(Figure dataset records)
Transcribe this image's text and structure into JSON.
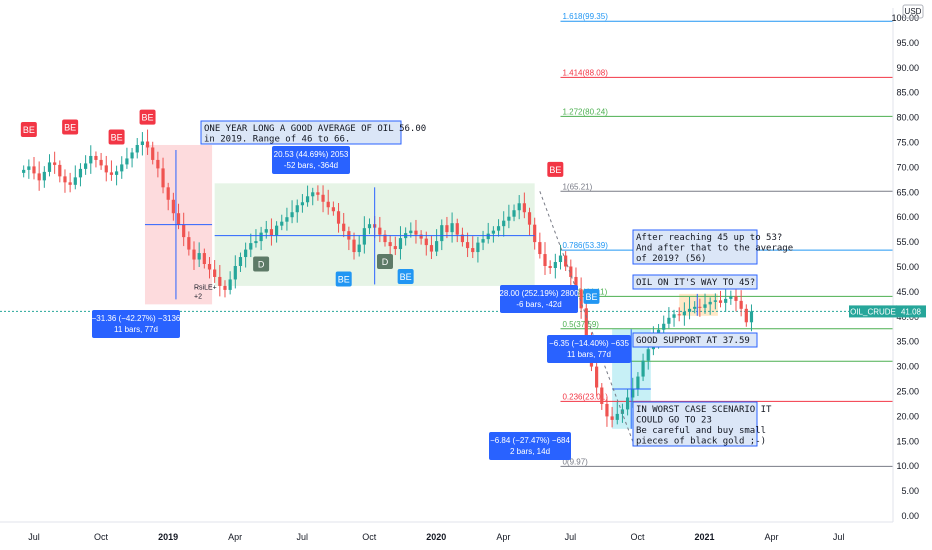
{
  "chart_data": {
    "type": "candlestick",
    "symbol_label": "OIL_CRUDE",
    "last_price": "41.08",
    "currency": "USD",
    "y_axis": {
      "min": 0,
      "max": 100,
      "ticks": [
        "0.00",
        "5.00",
        "10.00",
        "15.00",
        "20.00",
        "25.00",
        "30.00",
        "35.00",
        "40.00",
        "45.00",
        "50.00",
        "55.00",
        "60.00",
        "65.00",
        "70.00",
        "75.00",
        "80.00",
        "85.00",
        "90.00",
        "95.00",
        "100.00"
      ]
    },
    "x_axis": {
      "ticks": [
        {
          "label": "Jul",
          "month": 0
        },
        {
          "label": "Oct",
          "month": 3
        },
        {
          "label": "2019",
          "month": 6
        },
        {
          "label": "Apr",
          "month": 9
        },
        {
          "label": "Jul",
          "month": 12
        },
        {
          "label": "Oct",
          "month": 15
        },
        {
          "label": "2020",
          "month": 18
        },
        {
          "label": "Apr",
          "month": 21
        },
        {
          "label": "Jul",
          "month": 24
        },
        {
          "label": "Oct",
          "month": 27
        },
        {
          "label": "2021",
          "month": 30
        },
        {
          "label": "Apr",
          "month": 33
        },
        {
          "label": "Jul",
          "month": 36
        }
      ]
    },
    "weekly_closes": [
      69.5,
      70.2,
      68.8,
      67.4,
      69.1,
      71.0,
      70.5,
      68.2,
      67.0,
      66.5,
      68.0,
      69.7,
      70.8,
      72.3,
      71.5,
      70.4,
      69.0,
      68.5,
      69.2,
      70.6,
      71.8,
      73.0,
      74.5,
      75.2,
      74.0,
      71.5,
      69.8,
      66.0,
      63.5,
      60.8,
      58.5,
      56.0,
      53.5,
      51.5,
      52.8,
      50.6,
      49.5,
      48.0,
      46.2,
      45.4,
      47.5,
      50.2,
      52.0,
      53.5,
      54.8,
      55.2,
      56.9,
      57.6,
      56.4,
      58.3,
      59.1,
      60.0,
      61.0,
      62.4,
      63.0,
      64.2,
      65.0,
      64.5,
      63.1,
      62.0,
      61.2,
      58.7,
      57.2,
      55.5,
      53.0,
      54.5,
      57.8,
      58.6,
      57.9,
      56.5,
      55.0,
      54.2,
      53.6,
      55.8,
      56.8,
      57.3,
      56.5,
      55.7,
      54.4,
      53.1,
      55.2,
      58.4,
      57.0,
      58.8,
      56.5,
      55.0,
      53.8,
      53.0,
      54.9,
      55.6,
      56.7,
      57.3,
      58.2,
      59.3,
      60.1,
      61.4,
      62.8,
      61.0,
      58.5,
      55.0,
      52.6,
      50.2,
      49.8,
      51.0,
      52.3,
      50.1,
      48.0,
      45.5,
      41.7,
      35.2,
      30.0,
      25.8,
      22.5,
      20.0,
      19.3,
      20.5,
      21.4,
      23.8,
      25.6,
      28.0,
      31.2,
      33.5,
      35.7,
      37.4,
      38.6,
      39.8,
      40.5,
      40.3,
      41.0,
      41.6,
      42.0,
      41.8,
      42.5,
      43.0,
      43.3,
      42.8,
      43.6,
      44.1,
      43.2,
      41.6,
      38.9,
      41.08
    ],
    "fib_levels": [
      {
        "label": "1.618(99.35)",
        "value": 99.35,
        "color": "#2196f3"
      },
      {
        "label": "1.414(88.08)",
        "value": 88.08,
        "color": "#f23645"
      },
      {
        "label": "1.272(80.24)",
        "value": 80.24,
        "color": "#4caf50"
      },
      {
        "label": "1(65.21)",
        "value": 65.21,
        "color": "#787b86"
      },
      {
        "label": "0.786(53.39)",
        "value": 53.39,
        "color": "#2196f3"
      },
      {
        "label": "0.618(44.11)",
        "value": 44.11,
        "color": "#4caf50"
      },
      {
        "label": "0.5(37.59)",
        "value": 37.59,
        "color": "#4caf50"
      },
      {
        "label": "0.382(31.07)",
        "value": 31.07,
        "color": "#4caf50"
      },
      {
        "label": "0.236(23.01)",
        "value": 23.01,
        "color": "#f23645"
      },
      {
        "label": "0(9.97)",
        "value": 9.97,
        "color": "#787b86"
      }
    ],
    "annotations": [
      {
        "text": "ONE YEAR LONG A GOOD AVERAGE OF OIL 56.00\nin 2019. Range of 46 to 66."
      },
      {
        "text": "After reaching 45 up to 53?\nAnd after that to the average\nof 2019? (56)"
      },
      {
        "text": "OIL ON IT'S WAY TO 45?"
      },
      {
        "text": "GOOD SUPPORT AT 37.59"
      },
      {
        "text": "IN WORST CASE SCENARIO IT\nCOULD GO TO 23\nBe careful and buy small\npieces of black gold ;-)"
      }
    ],
    "measurements": [
      {
        "text": "−31.36 (−42.27%) −3136\n11 bars, 77d"
      },
      {
        "text": "20.53 (44.69%) 2053\n-52 bars, -364d"
      },
      {
        "text": "28.00 (252.19%) 2800\n-6 bars, -42d"
      },
      {
        "text": "−6.35 (−14.40%) −635\n11 bars, 77d"
      },
      {
        "text": "−6.84 (−27.47%) −684\n2 bars, 14d"
      }
    ],
    "signals": [
      {
        "text": "BE"
      },
      {
        "text": "BE"
      },
      {
        "text": "BE"
      },
      {
        "text": "BE"
      },
      {
        "text": "BE"
      },
      {
        "text": "BE"
      },
      {
        "text": "BE"
      },
      {
        "text": "BE"
      },
      {
        "text": "BE"
      },
      {
        "text": "D"
      },
      {
        "text": "D"
      }
    ],
    "small_label": "RsiLE+\n+2",
    "grid": false
  }
}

■ Directions for this task: Make an exact copy of every record, pictures excluded.

■ Expected answer:
Transcribe this image's text and structure into JSON.
{
  "chart_data": {
    "type": "candlestick",
    "symbol_label": "OIL_CRUDE",
    "last_price": "41.08",
    "currency": "USD",
    "y_axis": {
      "min": 0,
      "max": 100,
      "ticks": [
        "0.00",
        "5.00",
        "10.00",
        "15.00",
        "20.00",
        "25.00",
        "30.00",
        "35.00",
        "40.00",
        "45.00",
        "50.00",
        "55.00",
        "60.00",
        "65.00",
        "70.00",
        "75.00",
        "80.00",
        "85.00",
        "90.00",
        "95.00",
        "100.00"
      ]
    },
    "x_axis": {
      "ticks": [
        {
          "label": "Jul",
          "month": 0
        },
        {
          "label": "Oct",
          "month": 3
        },
        {
          "label": "2019",
          "month": 6
        },
        {
          "label": "Apr",
          "month": 9
        },
        {
          "label": "Jul",
          "month": 12
        },
        {
          "label": "Oct",
          "month": 15
        },
        {
          "label": "2020",
          "month": 18
        },
        {
          "label": "Apr",
          "month": 21
        },
        {
          "label": "Jul",
          "month": 24
        },
        {
          "label": "Oct",
          "month": 27
        },
        {
          "label": "2021",
          "month": 30
        },
        {
          "label": "Apr",
          "month": 33
        },
        {
          "label": "Jul",
          "month": 36
        }
      ]
    },
    "weekly_closes": [
      69.5,
      70.2,
      68.8,
      67.4,
      69.1,
      71.0,
      70.5,
      68.2,
      67.0,
      66.5,
      68.0,
      69.7,
      70.8,
      72.3,
      71.5,
      70.4,
      69.0,
      68.5,
      69.2,
      70.6,
      71.8,
      73.0,
      74.5,
      75.2,
      74.0,
      71.5,
      69.8,
      66.0,
      63.5,
      60.8,
      58.5,
      56.0,
      53.5,
      51.5,
      52.8,
      50.6,
      49.5,
      48.0,
      46.2,
      45.4,
      47.5,
      50.2,
      52.0,
      53.5,
      54.8,
      55.2,
      56.9,
      57.6,
      56.4,
      58.3,
      59.1,
      60.0,
      61.0,
      62.4,
      63.0,
      64.2,
      65.0,
      64.5,
      63.1,
      62.0,
      61.2,
      58.7,
      57.2,
      55.5,
      53.0,
      54.5,
      57.8,
      58.6,
      57.9,
      56.5,
      55.0,
      54.2,
      53.6,
      55.8,
      56.8,
      57.3,
      56.5,
      55.7,
      54.4,
      53.1,
      55.2,
      58.4,
      57.0,
      58.8,
      56.5,
      55.0,
      53.8,
      53.0,
      54.9,
      55.6,
      56.7,
      57.3,
      58.2,
      59.3,
      60.1,
      61.4,
      62.8,
      61.0,
      58.5,
      55.0,
      52.6,
      50.2,
      49.8,
      51.0,
      52.3,
      50.1,
      48.0,
      45.5,
      41.7,
      35.2,
      30.0,
      25.8,
      22.5,
      20.0,
      19.3,
      20.5,
      21.4,
      23.8,
      25.6,
      28.0,
      31.2,
      33.5,
      35.7,
      37.4,
      38.6,
      39.8,
      40.5,
      40.3,
      41.0,
      41.6,
      42.0,
      41.8,
      42.5,
      43.0,
      43.3,
      42.8,
      43.6,
      44.1,
      43.2,
      41.6,
      38.9,
      41.08
    ],
    "fib_levels": [
      {
        "label": "1.618(99.35)",
        "value": 99.35,
        "color": "#2196f3"
      },
      {
        "label": "1.414(88.08)",
        "value": 88.08,
        "color": "#f23645"
      },
      {
        "label": "1.272(80.24)",
        "value": 80.24,
        "color": "#4caf50"
      },
      {
        "label": "1(65.21)",
        "value": 65.21,
        "color": "#787b86"
      },
      {
        "label": "0.786(53.39)",
        "value": 53.39,
        "color": "#2196f3"
      },
      {
        "label": "0.618(44.11)",
        "value": 44.11,
        "color": "#4caf50"
      },
      {
        "label": "0.5(37.59)",
        "value": 37.59,
        "color": "#4caf50"
      },
      {
        "label": "0.382(31.07)",
        "value": 31.07,
        "color": "#4caf50"
      },
      {
        "label": "0.236(23.01)",
        "value": 23.01,
        "color": "#f23645"
      },
      {
        "label": "0(9.97)",
        "value": 9.97,
        "color": "#787b86"
      }
    ],
    "annotations": [
      {
        "text": "ONE YEAR LONG A GOOD AVERAGE OF OIL 56.00\nin 2019. Range of 46 to 66."
      },
      {
        "text": "After reaching 45 up to 53?\nAnd after that to the average\nof 2019? (56)"
      },
      {
        "text": "OIL ON IT'S WAY TO 45?"
      },
      {
        "text": "GOOD SUPPORT AT 37.59"
      },
      {
        "text": "IN WORST CASE SCENARIO IT\nCOULD GO TO 23\nBe careful and buy small\npieces of black gold ;-)"
      }
    ],
    "measurements": [
      {
        "text": "−31.36 (−42.27%) −3136\n11 bars, 77d"
      },
      {
        "text": "20.53 (44.69%) 2053\n-52 bars, -364d"
      },
      {
        "text": "28.00 (252.19%) 2800\n-6 bars, -42d"
      },
      {
        "text": "−6.35 (−14.40%) −635\n11 bars, 77d"
      },
      {
        "text": "−6.84 (−27.47%) −684\n2 bars, 14d"
      }
    ],
    "signals": [
      {
        "text": "BE"
      },
      {
        "text": "BE"
      },
      {
        "text": "BE"
      },
      {
        "text": "BE"
      },
      {
        "text": "BE"
      },
      {
        "text": "BE"
      },
      {
        "text": "BE"
      },
      {
        "text": "BE"
      },
      {
        "text": "BE"
      },
      {
        "text": "D"
      },
      {
        "text": "D"
      }
    ],
    "small_label": "RsiLE+\n+2",
    "grid": false
  }
}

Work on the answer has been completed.